# [MATERIALS PROVIDED]

-- Start --

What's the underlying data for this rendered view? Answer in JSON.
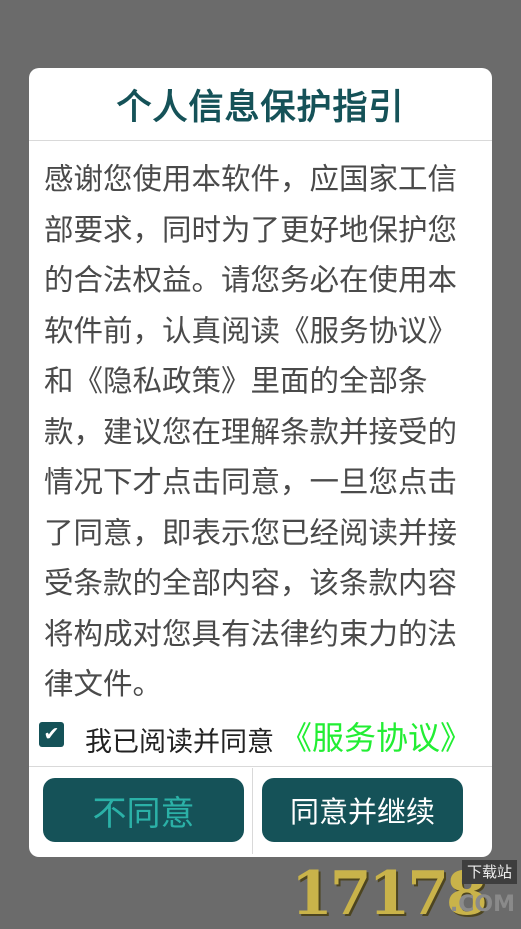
{
  "dialog": {
    "title": "个人信息保护指引",
    "body": "感谢您使用本软件，应国家工信部要求，同时为了更好地保护您的合法权益。请您务必在使用本软件前，认真阅读《服务协议》和《隐私政策》里面的全部条款，建议您在理解条款并接受的情况下才点击同意，一旦您点击了同意，即表示您已经阅读并接受条款的全部内容，该条款内容将构成对您具有法律约束力的法律文件。",
    "agree_checked": true,
    "agree_label": "我已阅读并同意",
    "agree_link": "《服务协议》",
    "disagree_button": "不同意",
    "agree_button": "同意并继续"
  },
  "watermark": {
    "number": "17178",
    "domain": ".COM",
    "badge": "下载站"
  },
  "colors": {
    "overlay": "#6b6b6b",
    "accent": "#155258",
    "link": "#22ee33",
    "disagree_text": "#2bb1a7"
  }
}
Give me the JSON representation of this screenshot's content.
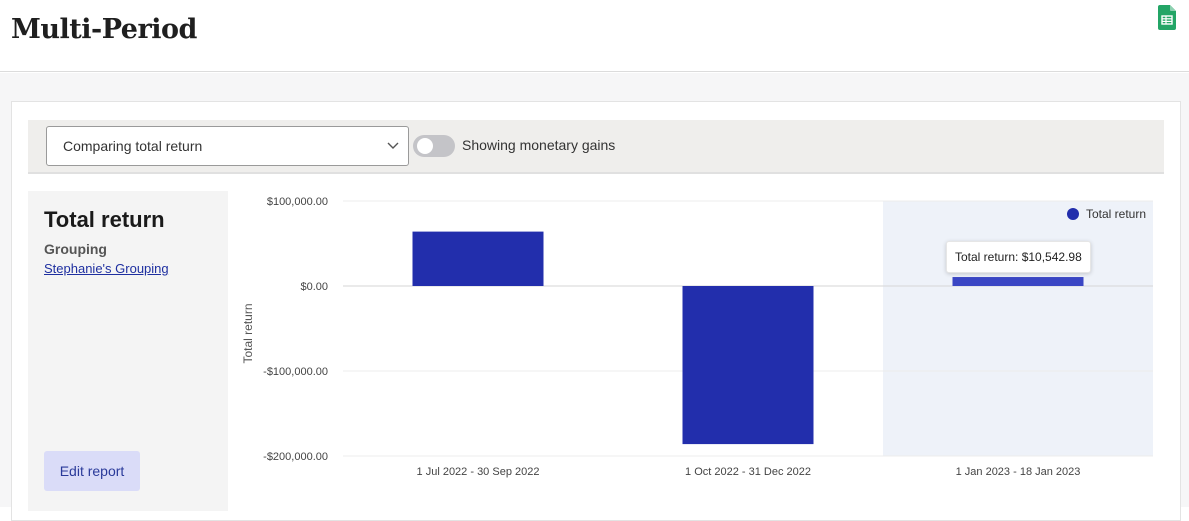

-- End --

# [EXERCISE DIRECTIONS]
Apart from the pictures, the entries above are to be repeated in full and exactly.

# [SOLUTION TO THE EXERCISE]
What's the underlying data for this rendered view? Answer in JSON.
{
  "dialog": {
    "title": "个人信息保护指引",
    "body": "感谢您使用本软件，应国家工信部要求，同时为了更好地保护您的合法权益。请您务必在使用本软件前，认真阅读《服务协议》和《隐私政策》里面的全部条款，建议您在理解条款并接受的情况下才点击同意，一旦您点击了同意，即表示您已经阅读并接受条款的全部内容，该条款内容将构成对您具有法律约束力的法律文件。",
    "agree_checked": true,
    "agree_label": "我已阅读并同意",
    "agree_link": "《服务协议》",
    "disagree_button": "不同意",
    "agree_button": "同意并继续"
  },
  "watermark": {
    "number": "17178",
    "domain": ".COM",
    "badge": "下载站"
  },
  "colors": {
    "overlay": "#6b6b6b",
    "accent": "#155258",
    "link": "#22ee33",
    "disagree_text": "#2bb1a7"
  }
}
Give me the JSON representation of this screenshot's content.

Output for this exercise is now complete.